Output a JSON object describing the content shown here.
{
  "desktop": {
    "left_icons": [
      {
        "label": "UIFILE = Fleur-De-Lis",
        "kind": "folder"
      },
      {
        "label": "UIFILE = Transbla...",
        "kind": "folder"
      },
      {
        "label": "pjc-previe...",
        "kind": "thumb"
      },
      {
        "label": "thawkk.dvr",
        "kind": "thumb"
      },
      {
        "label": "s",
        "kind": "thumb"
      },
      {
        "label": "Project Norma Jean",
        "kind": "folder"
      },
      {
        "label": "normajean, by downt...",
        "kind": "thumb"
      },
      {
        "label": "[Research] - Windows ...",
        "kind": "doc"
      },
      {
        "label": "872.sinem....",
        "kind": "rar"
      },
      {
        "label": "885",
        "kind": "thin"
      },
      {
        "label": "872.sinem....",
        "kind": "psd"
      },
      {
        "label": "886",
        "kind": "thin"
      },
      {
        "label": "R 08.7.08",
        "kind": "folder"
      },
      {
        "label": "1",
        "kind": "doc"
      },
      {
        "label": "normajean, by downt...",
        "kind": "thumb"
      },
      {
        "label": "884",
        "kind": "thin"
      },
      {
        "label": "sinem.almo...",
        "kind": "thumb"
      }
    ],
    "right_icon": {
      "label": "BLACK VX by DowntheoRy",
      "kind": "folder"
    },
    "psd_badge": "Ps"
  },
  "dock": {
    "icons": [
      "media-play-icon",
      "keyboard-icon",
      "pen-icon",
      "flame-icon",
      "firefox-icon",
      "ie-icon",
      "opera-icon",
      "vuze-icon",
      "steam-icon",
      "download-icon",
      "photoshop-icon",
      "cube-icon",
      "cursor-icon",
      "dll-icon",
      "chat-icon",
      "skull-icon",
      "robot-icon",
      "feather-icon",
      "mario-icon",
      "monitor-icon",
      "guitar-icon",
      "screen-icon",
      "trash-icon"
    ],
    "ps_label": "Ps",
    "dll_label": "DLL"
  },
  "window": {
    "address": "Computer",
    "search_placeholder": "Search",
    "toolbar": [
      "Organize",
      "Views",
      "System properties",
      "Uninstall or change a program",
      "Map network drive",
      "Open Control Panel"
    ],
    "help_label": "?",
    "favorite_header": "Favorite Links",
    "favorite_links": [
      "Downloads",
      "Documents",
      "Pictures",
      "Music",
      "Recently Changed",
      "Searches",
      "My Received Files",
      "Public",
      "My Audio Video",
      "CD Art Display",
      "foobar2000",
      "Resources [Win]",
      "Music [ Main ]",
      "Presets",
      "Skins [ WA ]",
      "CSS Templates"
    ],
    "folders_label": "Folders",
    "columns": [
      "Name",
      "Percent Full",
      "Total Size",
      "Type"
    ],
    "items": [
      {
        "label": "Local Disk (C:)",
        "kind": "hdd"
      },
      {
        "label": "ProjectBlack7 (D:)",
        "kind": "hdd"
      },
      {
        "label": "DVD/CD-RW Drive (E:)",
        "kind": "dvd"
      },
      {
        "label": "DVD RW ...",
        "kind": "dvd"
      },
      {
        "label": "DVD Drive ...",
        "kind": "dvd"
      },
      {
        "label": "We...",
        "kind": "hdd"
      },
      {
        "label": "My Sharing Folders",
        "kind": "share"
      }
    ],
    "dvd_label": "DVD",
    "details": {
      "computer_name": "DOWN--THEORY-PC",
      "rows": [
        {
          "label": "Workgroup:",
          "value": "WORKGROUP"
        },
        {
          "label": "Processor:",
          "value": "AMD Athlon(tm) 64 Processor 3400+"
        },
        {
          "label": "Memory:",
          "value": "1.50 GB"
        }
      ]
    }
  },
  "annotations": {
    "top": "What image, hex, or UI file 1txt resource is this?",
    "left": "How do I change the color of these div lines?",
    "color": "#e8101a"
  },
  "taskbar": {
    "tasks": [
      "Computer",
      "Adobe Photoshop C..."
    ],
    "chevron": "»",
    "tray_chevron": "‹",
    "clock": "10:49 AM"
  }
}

————————

_WRITTEN REQUEST_.
Each entry above is to be printed again exactly.

_COMPLETED TASK_.
Output a JSON object describing the content shown here.
{
  "desktop": {
    "left_icons": [
      {
        "label": "UIFILE = Fleur-De-Lis",
        "kind": "folder"
      },
      {
        "label": "UIFILE = Transbla...",
        "kind": "folder"
      },
      {
        "label": "pjc-previe...",
        "kind": "thumb"
      },
      {
        "label": "thawkk.dvr",
        "kind": "thumb"
      },
      {
        "label": "s",
        "kind": "thumb"
      },
      {
        "label": "Project Norma Jean",
        "kind": "folder"
      },
      {
        "label": "normajean, by downt...",
        "kind": "thumb"
      },
      {
        "label": "[Research] - Windows ...",
        "kind": "doc"
      },
      {
        "label": "872.sinem....",
        "kind": "rar"
      },
      {
        "label": "885",
        "kind": "thin"
      },
      {
        "label": "872.sinem....",
        "kind": "psd"
      },
      {
        "label": "886",
        "kind": "thin"
      },
      {
        "label": "R 08.7.08",
        "kind": "folder"
      },
      {
        "label": "1",
        "kind": "doc"
      },
      {
        "label": "normajean, by downt...",
        "kind": "thumb"
      },
      {
        "label": "884",
        "kind": "thin"
      },
      {
        "label": "sinem.almo...",
        "kind": "thumb"
      }
    ],
    "right_icon": {
      "label": "BLACK VX by DowntheoRy",
      "kind": "folder"
    },
    "psd_badge": "Ps"
  },
  "dock": {
    "icons": [
      "media-play-icon",
      "keyboard-icon",
      "pen-icon",
      "flame-icon",
      "firefox-icon",
      "ie-icon",
      "opera-icon",
      "vuze-icon",
      "steam-icon",
      "download-icon",
      "photoshop-icon",
      "cube-icon",
      "cursor-icon",
      "dll-icon",
      "chat-icon",
      "skull-icon",
      "robot-icon",
      "feather-icon",
      "mario-icon",
      "monitor-icon",
      "guitar-icon",
      "screen-icon",
      "trash-icon"
    ],
    "ps_label": "Ps",
    "dll_label": "DLL"
  },
  "window": {
    "address": "Computer",
    "search_placeholder": "Search",
    "toolbar": [
      "Organize",
      "Views",
      "System properties",
      "Uninstall or change a program",
      "Map network drive",
      "Open Control Panel"
    ],
    "help_label": "?",
    "favorite_header": "Favorite Links",
    "favorite_links": [
      "Downloads",
      "Documents",
      "Pictures",
      "Music",
      "Recently Changed",
      "Searches",
      "My Received Files",
      "Public",
      "My Audio Video",
      "CD Art Display",
      "foobar2000",
      "Resources [Win]",
      "Music [ Main ]",
      "Presets",
      "Skins [ WA ]",
      "CSS Templates"
    ],
    "folders_label": "Folders",
    "columns": [
      "Name",
      "Percent Full",
      "Total Size",
      "Type"
    ],
    "items": [
      {
        "label": "Local Disk (C:)",
        "kind": "hdd"
      },
      {
        "label": "ProjectBlack7 (D:)",
        "kind": "hdd"
      },
      {
        "label": "DVD/CD-RW Drive (E:)",
        "kind": "dvd"
      },
      {
        "label": "DVD RW ...",
        "kind": "dvd"
      },
      {
        "label": "DVD Drive ...",
        "kind": "dvd"
      },
      {
        "label": "We...",
        "kind": "hdd"
      },
      {
        "label": "My Sharing Folders",
        "kind": "share"
      }
    ],
    "dvd_label": "DVD",
    "details": {
      "computer_name": "DOWN--THEORY-PC",
      "rows": [
        {
          "label": "Workgroup:",
          "value": "WORKGROUP"
        },
        {
          "label": "Processor:",
          "value": "AMD Athlon(tm) 64 Processor 3400+"
        },
        {
          "label": "Memory:",
          "value": "1.50 GB"
        }
      ]
    }
  },
  "annotations": {
    "top": "What image, hex, or UI file 1txt resource is this?",
    "left": "How do I change the color of these div lines?",
    "color": "#e8101a"
  },
  "taskbar": {
    "tasks": [
      "Computer",
      "Adobe Photoshop C..."
    ],
    "chevron": "»",
    "tray_chevron": "‹",
    "clock": "10:49 AM"
  }
}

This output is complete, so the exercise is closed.